TASK BRIEF: Below are records; work out how many of their lines hold the string "paste" and give that number alone.

============================================================

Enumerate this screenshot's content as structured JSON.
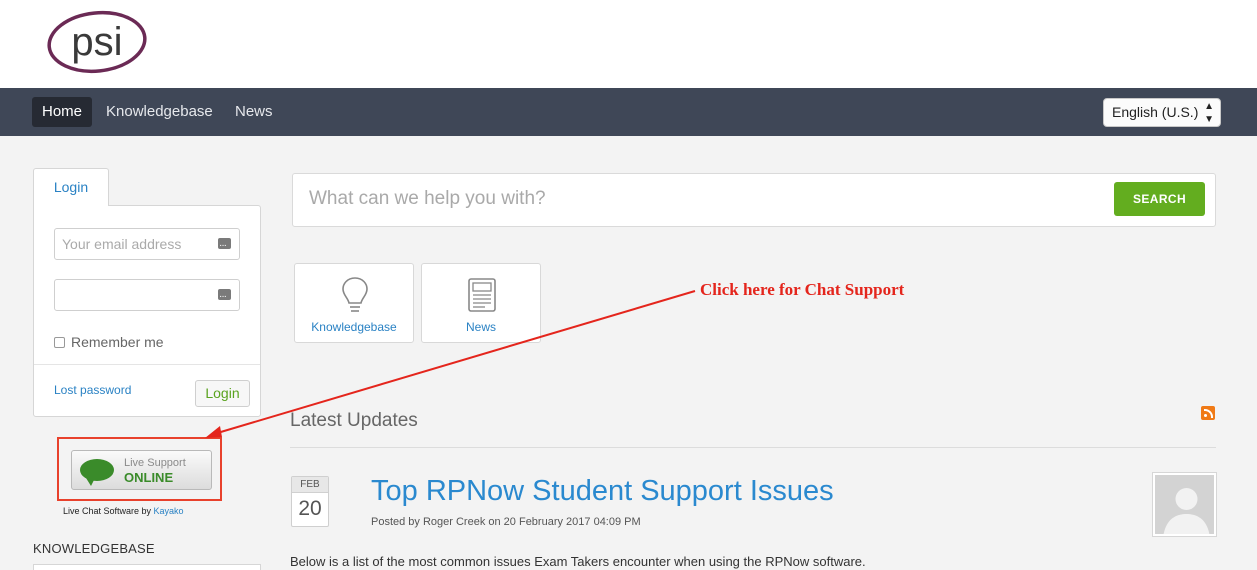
{
  "brand": {
    "logo_text": "psi"
  },
  "nav": {
    "items": [
      {
        "label": "Home",
        "active": true
      },
      {
        "label": "Knowledgebase",
        "active": false
      },
      {
        "label": "News",
        "active": false
      }
    ],
    "language": "English (U.S.)"
  },
  "login": {
    "tab_label": "Login",
    "email_placeholder": "Your email address",
    "password_placeholder": "",
    "remember_label": "Remember me",
    "lost_password": "Lost password",
    "login_button": "Login"
  },
  "live_support": {
    "line1": "Live Support",
    "line2": "ONLINE",
    "credit_prefix": "Live Chat Software by ",
    "credit_link": "Kayako"
  },
  "knowledgebase_heading": "KNOWLEDGEBASE",
  "search": {
    "placeholder": "What can we help you with?",
    "button": "SEARCH"
  },
  "tiles": [
    {
      "label": "Knowledgebase",
      "icon": "lightbulb-icon"
    },
    {
      "label": "News",
      "icon": "newspaper-icon"
    }
  ],
  "annotation": "Click here for Chat Support",
  "latest": {
    "heading": "Latest Updates",
    "article": {
      "month": "FEB",
      "day": "20",
      "title": "Top RPNow Student Support Issues",
      "meta": "Posted by Roger Creek on 20 February 2017 04:09 PM",
      "body": "Below is a list of the most common issues Exam Takers encounter when using the RPNow software."
    }
  },
  "colors": {
    "navbar": "#3f4757",
    "accent_blue": "#2a82c4",
    "search_green": "#63ad1f",
    "annotation_red": "#e4251c",
    "logo_purple": "#6b2a55"
  }
}
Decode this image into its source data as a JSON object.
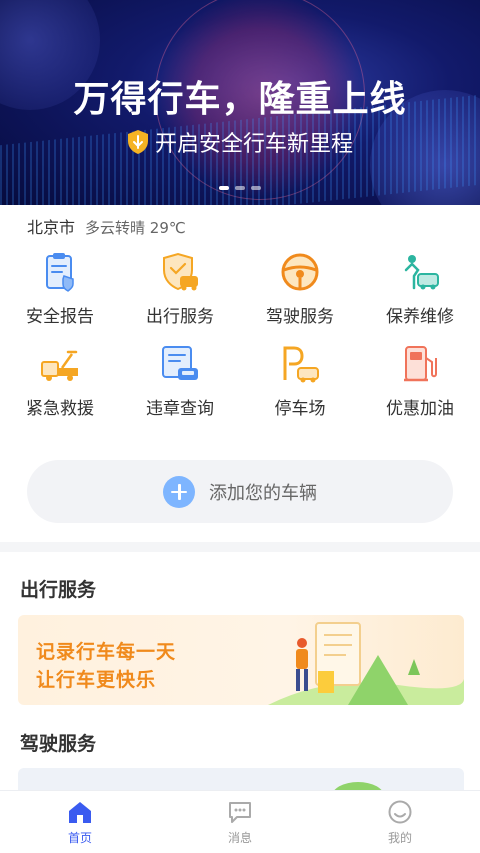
{
  "banner": {
    "title": "万得行车，隆重上线",
    "subtitle": "开启安全行车新里程",
    "page_count": 3,
    "active_page": 1
  },
  "weather": {
    "city": "北京市",
    "condition": "多云转晴 29℃"
  },
  "services": [
    {
      "label": "安全报告",
      "icon": "safety-report-icon",
      "color": "#4a8cf0"
    },
    {
      "label": "出行服务",
      "icon": "travel-service-icon",
      "color": "#f5a623"
    },
    {
      "label": "驾驶服务",
      "icon": "steering-wheel-icon",
      "color": "#f08a1c"
    },
    {
      "label": "保养维修",
      "icon": "maintenance-icon",
      "color": "#2cb5a0"
    },
    {
      "label": "紧急救援",
      "icon": "tow-truck-icon",
      "color": "#f5a623"
    },
    {
      "label": "违章查询",
      "icon": "violation-query-icon",
      "color": "#4a8cf0"
    },
    {
      "label": "停车场",
      "icon": "parking-icon",
      "color": "#f5a623"
    },
    {
      "label": "优惠加油",
      "icon": "fuel-pump-icon",
      "color": "#f0735a"
    }
  ],
  "add_vehicle": {
    "label": "添加您的车辆"
  },
  "travel_section": {
    "title": "出行服务",
    "card_line1": "记录行车每一天",
    "card_line2": "让行车更快乐"
  },
  "driving_section": {
    "title": "驾驶服务"
  },
  "bottom_nav": [
    {
      "label": "首页",
      "icon": "home-icon",
      "active": true
    },
    {
      "label": "消息",
      "icon": "message-icon",
      "active": false
    },
    {
      "label": "我的",
      "icon": "profile-icon",
      "active": false
    }
  ],
  "colors": {
    "accent": "#3a5bf0",
    "orange": "#f08a1c"
  }
}
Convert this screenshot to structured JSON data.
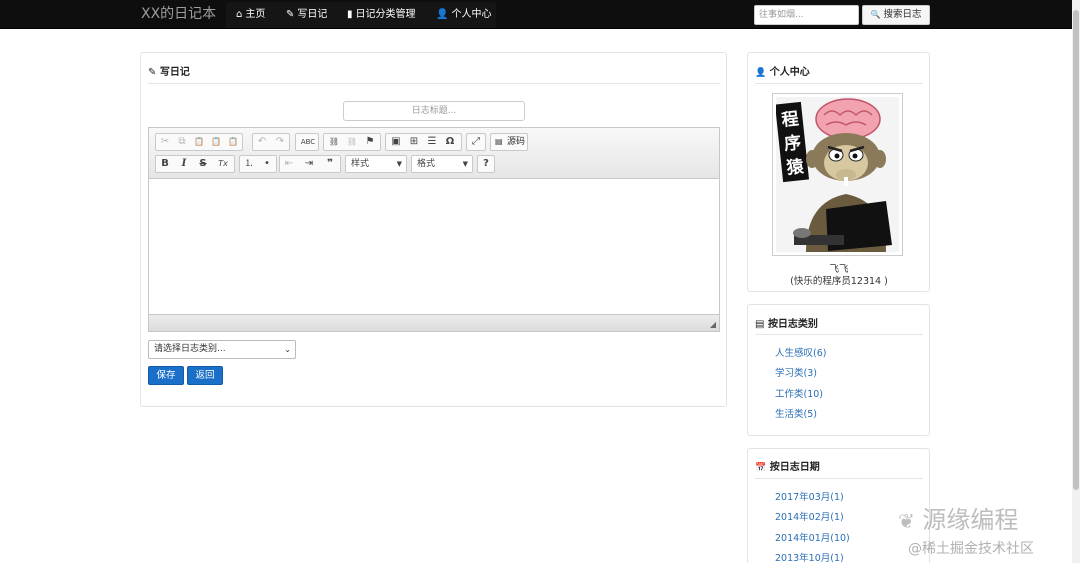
{
  "navbar": {
    "brand": "XX的日记本",
    "items": [
      {
        "label": "主页",
        "icon": "home-icon",
        "glyph": "⌂"
      },
      {
        "label": "写日记",
        "icon": "pencil-icon",
        "glyph": "✎"
      },
      {
        "label": "日记分类管理",
        "icon": "book-icon",
        "glyph": "▮"
      },
      {
        "label": "个人中心",
        "icon": "user-icon",
        "glyph": "👤"
      }
    ],
    "search_placeholder": "往事如烟...",
    "search_button": "搜索日志",
    "search_glyph": "🔍"
  },
  "write_panel": {
    "title": "写日记",
    "title_glyph": "✎",
    "diary_title_placeholder": "日志标题...",
    "editor": {
      "row1": [
        {
          "name": "cut-icon",
          "glyph": "✂",
          "disabled": true
        },
        {
          "name": "copy-icon",
          "glyph": "⧉",
          "disabled": true
        },
        {
          "name": "paste-icon",
          "glyph": "📋",
          "disabled": false
        },
        {
          "name": "paste-text-icon",
          "glyph": "📋",
          "disabled": false
        },
        {
          "name": "paste-word-icon",
          "glyph": "📋",
          "disabled": false
        },
        {
          "name": "undo-icon",
          "glyph": "↶",
          "disabled": true
        },
        {
          "name": "redo-icon",
          "glyph": "↷",
          "disabled": true
        },
        {
          "name": "spellcheck-icon",
          "glyph": "ABC",
          "disabled": false
        },
        {
          "name": "link-icon",
          "glyph": "⛓",
          "disabled": false
        },
        {
          "name": "unlink-icon",
          "glyph": "⛓",
          "disabled": true
        },
        {
          "name": "anchor-icon",
          "glyph": "⚑",
          "disabled": false
        },
        {
          "name": "image-icon",
          "glyph": "▣",
          "disabled": false
        },
        {
          "name": "table-icon",
          "glyph": "⊞",
          "disabled": false
        },
        {
          "name": "hline-icon",
          "glyph": "☰",
          "disabled": false
        },
        {
          "name": "special-char-icon",
          "glyph": "Ω",
          "disabled": false
        },
        {
          "name": "maximize-icon",
          "glyph": "⤢",
          "disabled": false
        }
      ],
      "source_label": "源码",
      "row2": [
        {
          "name": "bold-icon",
          "glyph": "B"
        },
        {
          "name": "italic-icon",
          "glyph": "I"
        },
        {
          "name": "strike-icon",
          "glyph": "S"
        },
        {
          "name": "remove-format-icon",
          "glyph": "Tx"
        },
        {
          "name": "numbered-list-icon",
          "glyph": "⒈"
        },
        {
          "name": "bulleted-list-icon",
          "glyph": "•"
        },
        {
          "name": "outdent-icon",
          "glyph": "⇤"
        },
        {
          "name": "indent-icon",
          "glyph": "⇥"
        },
        {
          "name": "blockquote-icon",
          "glyph": "❞"
        }
      ],
      "style_combo": "样式",
      "format_combo": "格式",
      "help_glyph": "?"
    },
    "category_select": "请选择日志类别...",
    "save_button": "保存",
    "back_button": "返回"
  },
  "profile_panel": {
    "title": "个人中心",
    "title_glyph": "👤",
    "avatar_text": "程序猿",
    "name": "飞飞",
    "motto": "(快乐的程序员12314 )"
  },
  "category_panel": {
    "title": "按日志类别",
    "title_glyph": "▤",
    "items": [
      "人生感叹(6)",
      "学习类(3)",
      "工作类(10)",
      "生活类(5)"
    ]
  },
  "date_panel": {
    "title": "按日志日期",
    "title_glyph": "📅",
    "items": [
      "2017年03月(1)",
      "2014年02月(1)",
      "2014年01月(10)",
      "2013年10月(1)"
    ]
  },
  "watermark": {
    "main": "源缘编程",
    "sub": "@稀土掘金技术社区"
  }
}
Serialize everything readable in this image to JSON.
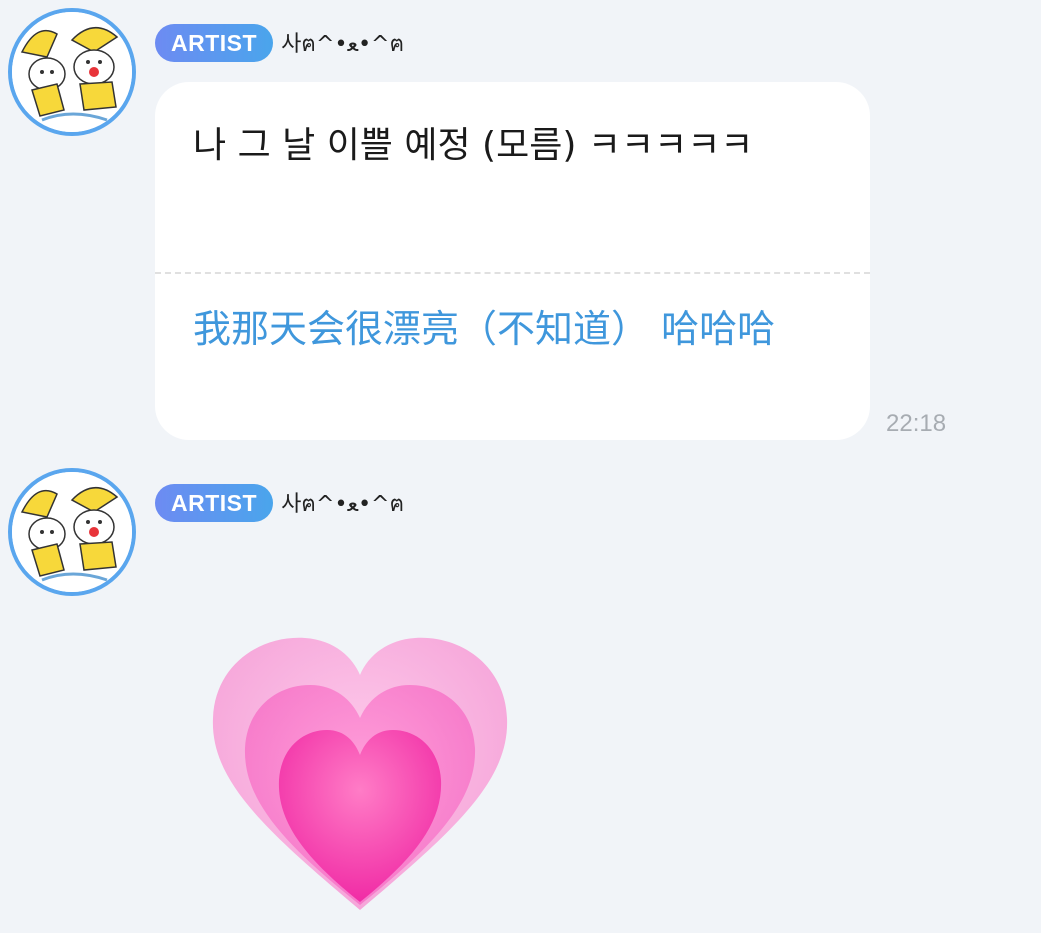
{
  "messages": [
    {
      "badge": "ARTIST",
      "sender": "사ฅ^•ﻌ•^ฅ",
      "original_text": "나 그 날 이쁠 예정 (모름) ㅋㅋㅋㅋㅋ",
      "translated_text": "我那天会很漂亮（不知道） 哈哈哈",
      "time": "22:18"
    },
    {
      "badge": "ARTIST",
      "sender": "사ฅ^•ﻌ•^ฅ",
      "sticker": "growing-heart-sticker"
    }
  ],
  "colors": {
    "background": "#f1f4f8",
    "badge_gradient_start": "#6d8bf2",
    "badge_gradient_end": "#4aa5ec",
    "translation_text": "#3f97dc",
    "avatar_ring": "#5aa6ee",
    "heart_pink": "#ff3fb0"
  }
}
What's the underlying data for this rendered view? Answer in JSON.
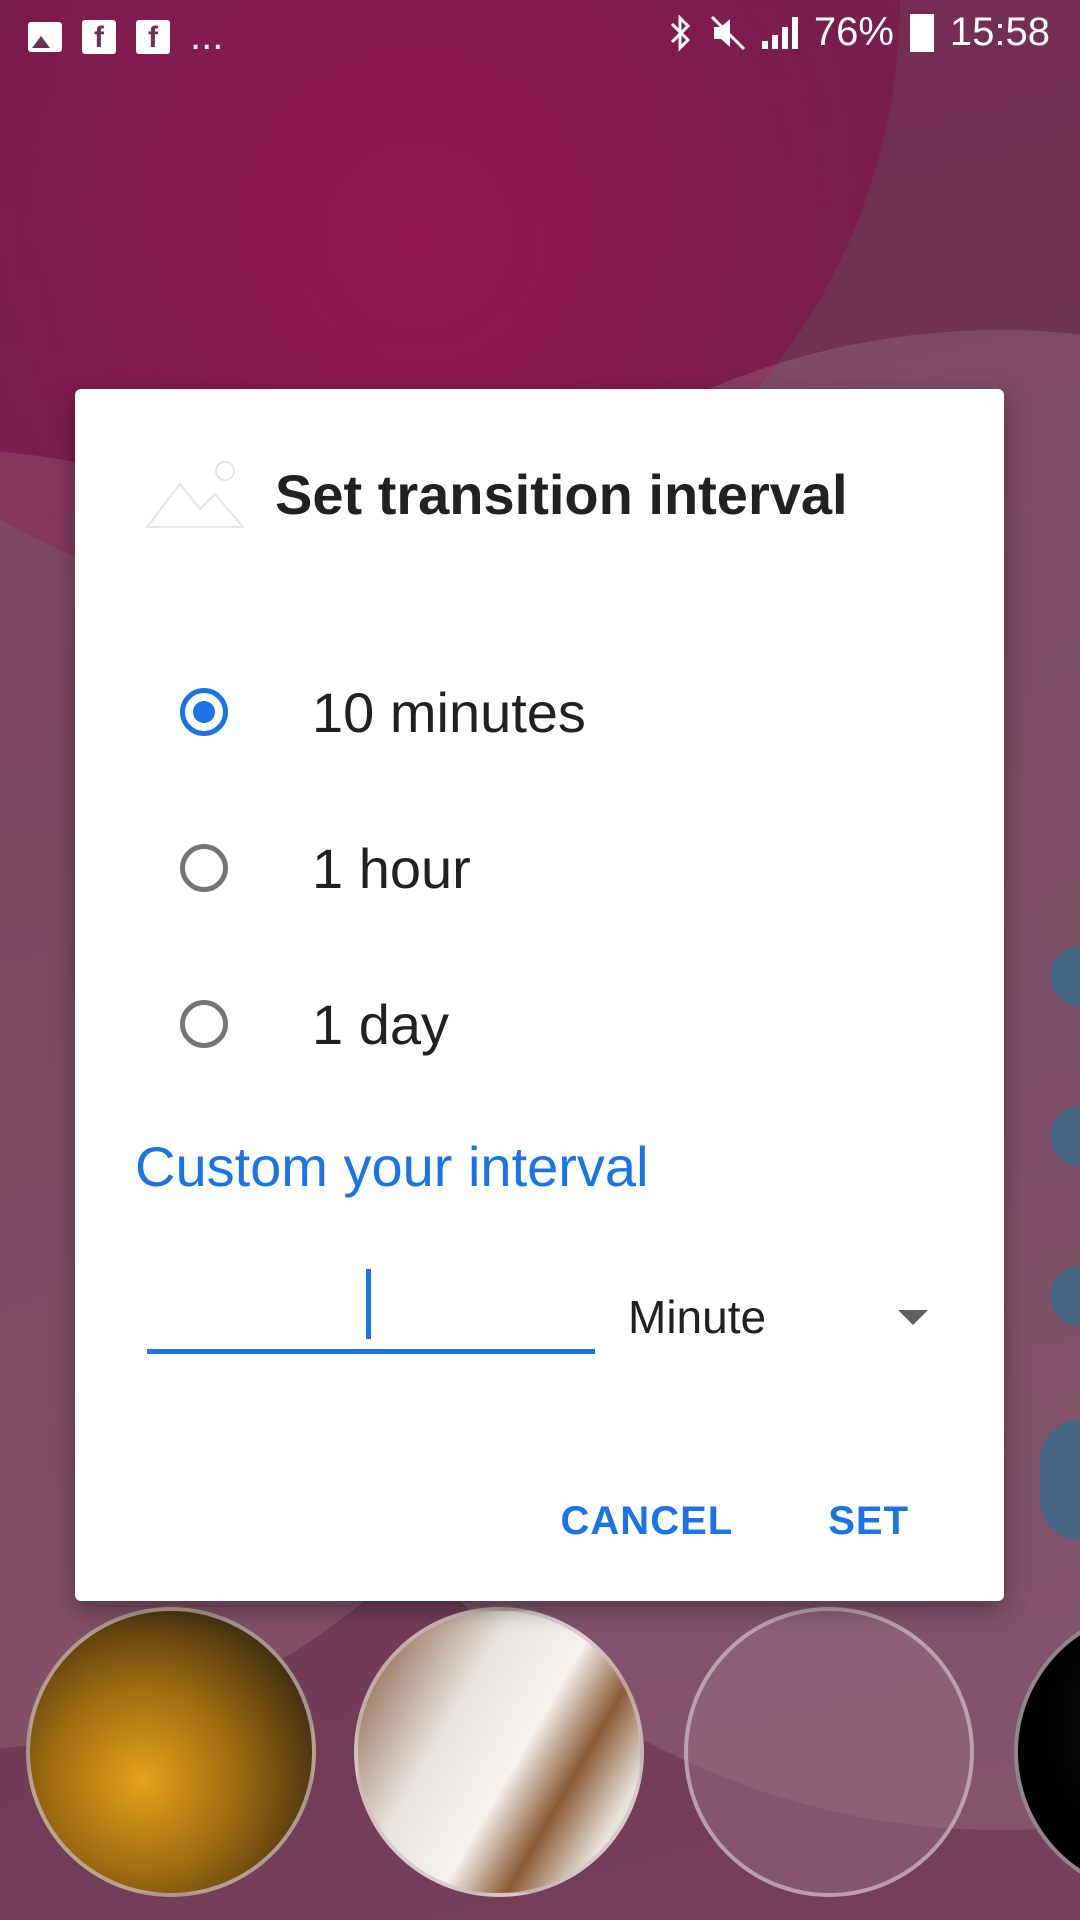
{
  "status_bar": {
    "more_notifications": "...",
    "battery_percent": "76%",
    "time": "15:58",
    "left_icons": [
      "gallery-icon",
      "facebook-icon",
      "facebook-icon"
    ],
    "right_icons": [
      "bluetooth-icon",
      "mute-icon",
      "signal-icon",
      "battery-charging-icon"
    ]
  },
  "dialog": {
    "title": "Set transition interval",
    "title_icon": "landscape-image-icon",
    "options": [
      {
        "label": "10 minutes",
        "selected": true
      },
      {
        "label": "1 hour",
        "selected": false
      },
      {
        "label": "1 day",
        "selected": false
      }
    ],
    "custom_title": "Custom your interval",
    "custom_value": "",
    "unit_selected": "Minute",
    "cancel_label": "CANCEL",
    "set_label": "SET"
  },
  "colors": {
    "accent": "#1a73e8",
    "dialog_bg": "#ffffff",
    "text": "#212121"
  }
}
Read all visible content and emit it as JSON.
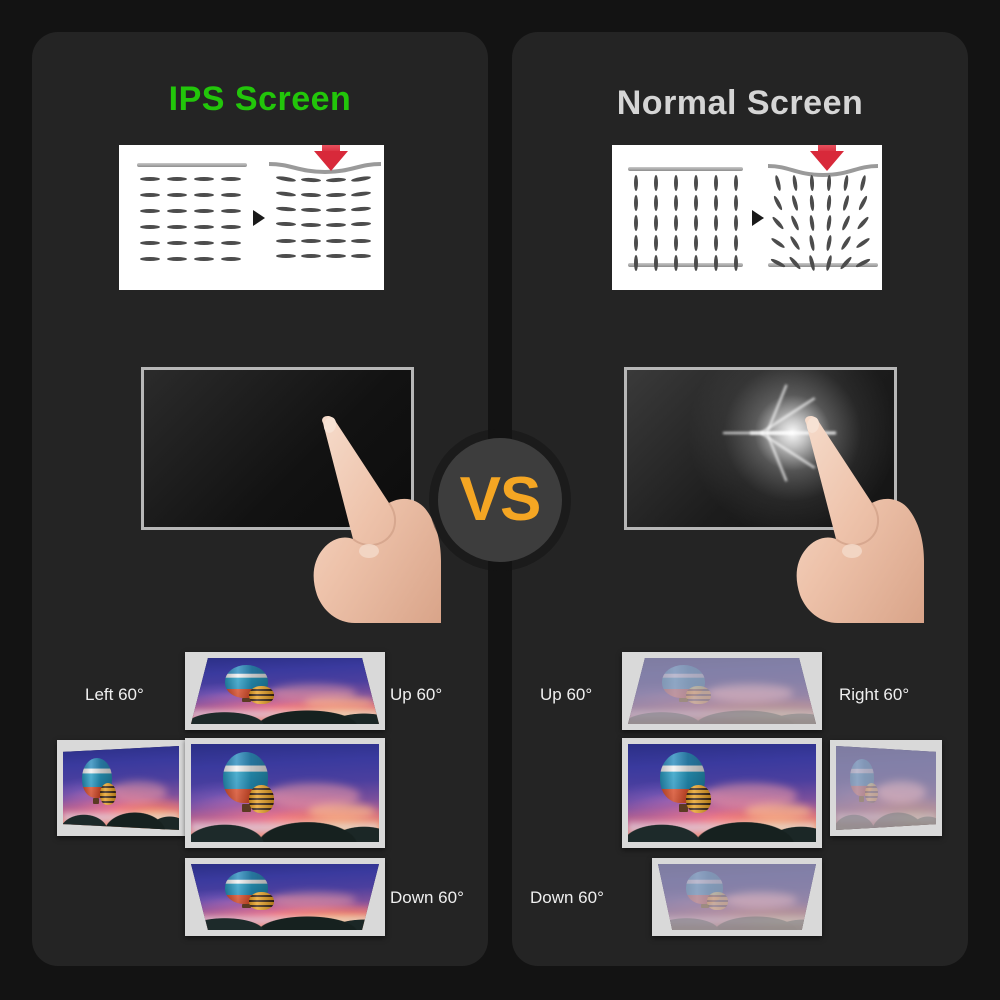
{
  "background_color": "#131313",
  "panel_color": "#242424",
  "panels": [
    {
      "id": "ips",
      "title": "IPS Screen",
      "title_color": "#22c60a",
      "lc_diagram": {
        "name": "liquid-crystal-pressure-diagram",
        "molecule_orientation": "horizontal",
        "states": [
          "at rest",
          "under pressure"
        ],
        "arrow": "red-down-arrow"
      },
      "touch_demo": {
        "name": "finger-press-demo",
        "screen_state": "no glow",
        "screen_color": "#121212"
      },
      "viewing_angles": {
        "up": "Up 60°",
        "down": "Down 60°",
        "left": "Left 60°",
        "center": "center view",
        "image_quality": "vivid"
      }
    },
    {
      "id": "normal",
      "title": "Normal Screen",
      "title_color": "#d5d5d5",
      "lc_diagram": {
        "name": "liquid-crystal-pressure-diagram",
        "molecule_orientation": "vertical",
        "states": [
          "at rest",
          "under pressure"
        ],
        "arrow": "red-down-arrow"
      },
      "touch_demo": {
        "name": "finger-press-demo",
        "screen_state": "bright white glow at touch point",
        "screen_color": "#1c1c1c"
      },
      "viewing_angles": {
        "up": "Up 60°",
        "down": "Down 60°",
        "right": "Right 60°",
        "center": "center view",
        "image_quality": "washed out"
      }
    }
  ],
  "vs_badge": {
    "label": "VS",
    "text_color": "#f5a623",
    "circle_color": "#3d3d3d"
  },
  "photo": {
    "subject": "hot air balloons at sunset",
    "alt": "two hot air balloons over mountains at dusk"
  }
}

============================================================

FINAL RESULT: 3